Problem — Each record below is to be copied word for word, with pictures removed.

╭─ Exercise material

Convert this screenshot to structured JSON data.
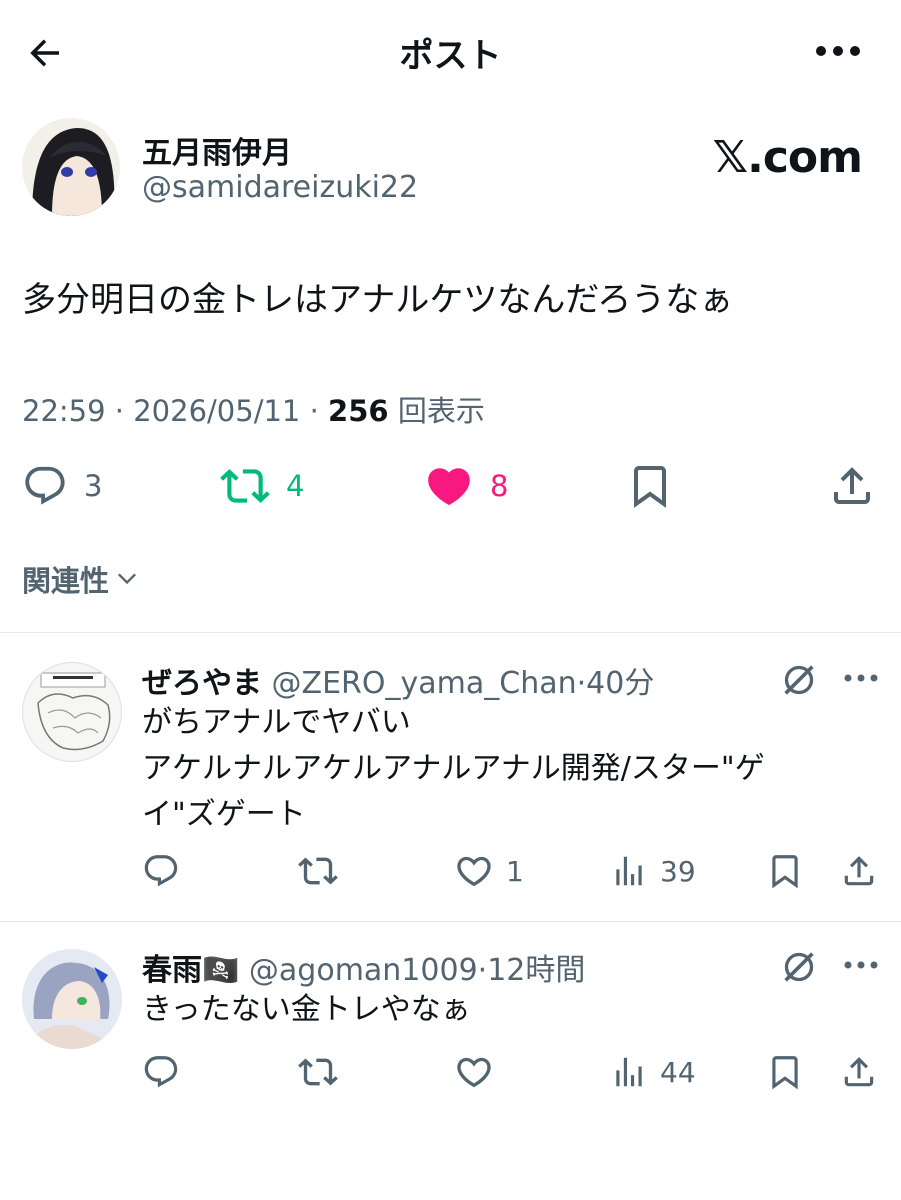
{
  "header": {
    "title": "ポスト"
  },
  "post": {
    "author_name": "五月雨伊月",
    "author_handle": "@samidareizuki22",
    "watermark": "𝕏.com",
    "text": "多分明日の金トレはアナルケツなんだろうなぁ",
    "time": "22:59",
    "date": "2026/05/11",
    "views": "256",
    "views_label": "回表示",
    "replies": "3",
    "reposts": "4",
    "likes": "8"
  },
  "sort": {
    "label": "関連性"
  },
  "replies": [
    {
      "name": "ぜろやま",
      "handle": "@ZERO_yama_Chan",
      "time": "40分",
      "lines": [
        "がちアナルでヤバい",
        "アケルナルアケルアナルアナル開発/スター\"ゲ",
        "イ\"ズゲート"
      ],
      "replies": "",
      "reposts": "",
      "likes": "1",
      "views": "39"
    },
    {
      "name": "春雨🏴‍☠️",
      "handle": "@agoman1009",
      "time": "12時間",
      "lines": [
        "きったない金トレやなぁ"
      ],
      "replies": "",
      "reposts": "",
      "likes": "",
      "views": "44"
    }
  ],
  "colors": {
    "text": "#0f1419",
    "secondary": "#536471",
    "repost": "#00ba7c",
    "like": "#f91880",
    "divider": "#e5e7ea"
  }
}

╰─

Task response —
Convert this screenshot to structured JSON data.
{
  "header": {
    "title": "ポスト"
  },
  "post": {
    "author_name": "五月雨伊月",
    "author_handle": "@samidareizuki22",
    "watermark": "𝕏.com",
    "text": "多分明日の金トレはアナルケツなんだろうなぁ",
    "time": "22:59",
    "date": "2026/05/11",
    "views": "256",
    "views_label": "回表示",
    "replies": "3",
    "reposts": "4",
    "likes": "8"
  },
  "sort": {
    "label": "関連性"
  },
  "replies": [
    {
      "name": "ぜろやま",
      "handle": "@ZERO_yama_Chan",
      "time": "40分",
      "lines": [
        "がちアナルでヤバい",
        "アケルナルアケルアナルアナル開発/スター\"ゲ",
        "イ\"ズゲート"
      ],
      "replies": "",
      "reposts": "",
      "likes": "1",
      "views": "39"
    },
    {
      "name": "春雨🏴‍☠️",
      "handle": "@agoman1009",
      "time": "12時間",
      "lines": [
        "きったない金トレやなぁ"
      ],
      "replies": "",
      "reposts": "",
      "likes": "",
      "views": "44"
    }
  ],
  "colors": {
    "text": "#0f1419",
    "secondary": "#536471",
    "repost": "#00ba7c",
    "like": "#f91880",
    "divider": "#e5e7ea"
  }
}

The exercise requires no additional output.